[SOURCE EXTRACT]

Anyways, with the current state of the PR I used a Windows 10 x64 VM with the latest Windows updates, and I've enabled "Developer Mode" to be able to create symlinks without getting UAC prompts.

I installed these 2 packages to get git and go:

https://github.com/git-for-windows/git/releases/download/v2.19.1.windows.1/Git-2.19.1-64-bit.exe
https://dl.google.com/go/go1.11.2.windows-amd64.msi

I enabled git config core.symlinks true and switched to my PR branch. The directory has the expected symlinks:

 Directory of C:\Users\Jan\go\src\github.com\jandubois\archiver\testdata

11/20/2018  12:47 PM    <DIR>          .
11/20/2018  12:47 PM    <DIR>          ..
11/20/2018  12:41 PM             8,944 already-compressed.jpg
11/20/2018  12:47 PM    <SYMLINK>      exist [C:\target\does\not\exist]
11/20/2018  12:46 PM    <SYMLINK>      proverb3.txt [proverbs\extra\proverb3.txt]
11/20/2018  12:41 PM    <DIR>          proverbs
11/20/2018  12:41 PM                59 quote1.txt

All tests pass (I've temporarily patched cmd/arc/main.go to use jandubois/archiver for testing):

C:\Users\Jan\go\src\github.com\jandubois\archiver>go test
PASS
ok      github.com/jandubois/archiver   0.840s

I created 2 test archives:

arc archive foo.tar.gz testdata
arc archive foo.zip testdata

Both archives could be unpacked with arc again, both on Windows and on OS X, with the symlinks intact.

[DATA ROWS]
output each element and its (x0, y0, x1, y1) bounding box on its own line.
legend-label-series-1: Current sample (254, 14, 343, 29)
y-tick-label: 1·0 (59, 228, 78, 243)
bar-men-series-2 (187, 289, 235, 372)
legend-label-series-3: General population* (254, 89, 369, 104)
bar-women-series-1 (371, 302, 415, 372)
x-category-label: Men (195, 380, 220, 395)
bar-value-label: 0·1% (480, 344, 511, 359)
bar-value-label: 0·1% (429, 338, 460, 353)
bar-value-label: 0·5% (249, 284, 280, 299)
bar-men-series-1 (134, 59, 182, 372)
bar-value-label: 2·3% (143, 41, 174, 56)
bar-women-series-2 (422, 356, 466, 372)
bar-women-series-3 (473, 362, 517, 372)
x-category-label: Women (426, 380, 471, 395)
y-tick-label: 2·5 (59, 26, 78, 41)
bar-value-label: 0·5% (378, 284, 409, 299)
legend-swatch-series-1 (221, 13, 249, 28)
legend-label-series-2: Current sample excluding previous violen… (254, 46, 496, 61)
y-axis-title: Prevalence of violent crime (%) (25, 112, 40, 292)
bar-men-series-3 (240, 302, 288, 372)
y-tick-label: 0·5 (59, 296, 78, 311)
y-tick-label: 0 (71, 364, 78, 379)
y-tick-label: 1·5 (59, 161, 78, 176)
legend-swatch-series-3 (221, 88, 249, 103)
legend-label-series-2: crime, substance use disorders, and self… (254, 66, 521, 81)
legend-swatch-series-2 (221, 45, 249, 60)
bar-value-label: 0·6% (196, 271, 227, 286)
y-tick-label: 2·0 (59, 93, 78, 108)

[WRITTEN INSTRUCTION] In the post on testing symlinks in a Windows VM, why was "Developer Mode" enabled?

[RESPONSE TO THIS TASK] To be able to create symlinks without getting UAC prompts.